== Material for this task ==

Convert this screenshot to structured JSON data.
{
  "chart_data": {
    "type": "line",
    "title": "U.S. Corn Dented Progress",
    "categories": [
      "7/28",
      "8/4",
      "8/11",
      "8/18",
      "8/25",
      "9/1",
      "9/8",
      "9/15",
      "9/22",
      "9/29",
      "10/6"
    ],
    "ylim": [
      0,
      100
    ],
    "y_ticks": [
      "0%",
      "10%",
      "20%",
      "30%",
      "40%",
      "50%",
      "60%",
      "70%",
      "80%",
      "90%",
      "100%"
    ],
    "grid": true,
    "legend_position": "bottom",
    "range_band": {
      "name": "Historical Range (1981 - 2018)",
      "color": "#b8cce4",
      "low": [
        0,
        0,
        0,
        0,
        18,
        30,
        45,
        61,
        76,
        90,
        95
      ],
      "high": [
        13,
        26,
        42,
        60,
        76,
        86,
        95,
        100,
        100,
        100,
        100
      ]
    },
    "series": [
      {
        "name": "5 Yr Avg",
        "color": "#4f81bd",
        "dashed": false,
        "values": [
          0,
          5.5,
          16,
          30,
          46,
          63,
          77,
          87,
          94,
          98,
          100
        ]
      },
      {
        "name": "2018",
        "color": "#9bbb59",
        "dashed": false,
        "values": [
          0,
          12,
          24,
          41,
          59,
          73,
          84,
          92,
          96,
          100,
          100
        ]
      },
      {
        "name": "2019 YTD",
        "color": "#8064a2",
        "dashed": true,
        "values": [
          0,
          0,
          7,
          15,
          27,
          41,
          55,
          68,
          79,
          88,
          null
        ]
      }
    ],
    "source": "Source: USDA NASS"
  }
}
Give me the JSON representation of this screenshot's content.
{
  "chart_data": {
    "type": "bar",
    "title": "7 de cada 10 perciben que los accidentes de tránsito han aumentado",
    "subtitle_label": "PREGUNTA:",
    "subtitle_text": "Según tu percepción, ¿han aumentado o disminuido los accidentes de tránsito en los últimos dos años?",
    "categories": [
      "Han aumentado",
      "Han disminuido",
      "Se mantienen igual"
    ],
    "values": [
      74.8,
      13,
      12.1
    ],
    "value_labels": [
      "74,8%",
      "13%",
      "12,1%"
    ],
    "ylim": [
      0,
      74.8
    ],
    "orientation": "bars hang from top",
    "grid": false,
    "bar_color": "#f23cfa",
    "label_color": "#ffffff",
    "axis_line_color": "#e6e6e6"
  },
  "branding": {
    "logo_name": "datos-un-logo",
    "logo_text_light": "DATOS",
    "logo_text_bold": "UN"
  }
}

===

## Directions
Give back, exactly as written, the lines from the one with "Give me the" to the last line.

## Solution below
Give me the JSON representation of this screenshot's content.
{
  "chart_data": {
    "type": "bar",
    "title": "7 de cada 10 perciben que los accidentes de tránsito han aumentado",
    "subtitle_label": "PREGUNTA:",
    "subtitle_text": "Según tu percepción, ¿han aumentado o disminuido los accidentes de tránsito en los últimos dos años?",
    "categories": [
      "Han aumentado",
      "Han disminuido",
      "Se mantienen igual"
    ],
    "values": [
      74.8,
      13,
      12.1
    ],
    "value_labels": [
      "74,8%",
      "13%",
      "12,1%"
    ],
    "ylim": [
      0,
      74.8
    ],
    "orientation": "bars hang from top",
    "grid": false,
    "bar_color": "#f23cfa",
    "label_color": "#ffffff",
    "axis_line_color": "#e6e6e6"
  },
  "branding": {
    "logo_name": "datos-un-logo",
    "logo_text_light": "DATOS",
    "logo_text_bold": "UN"
  }
}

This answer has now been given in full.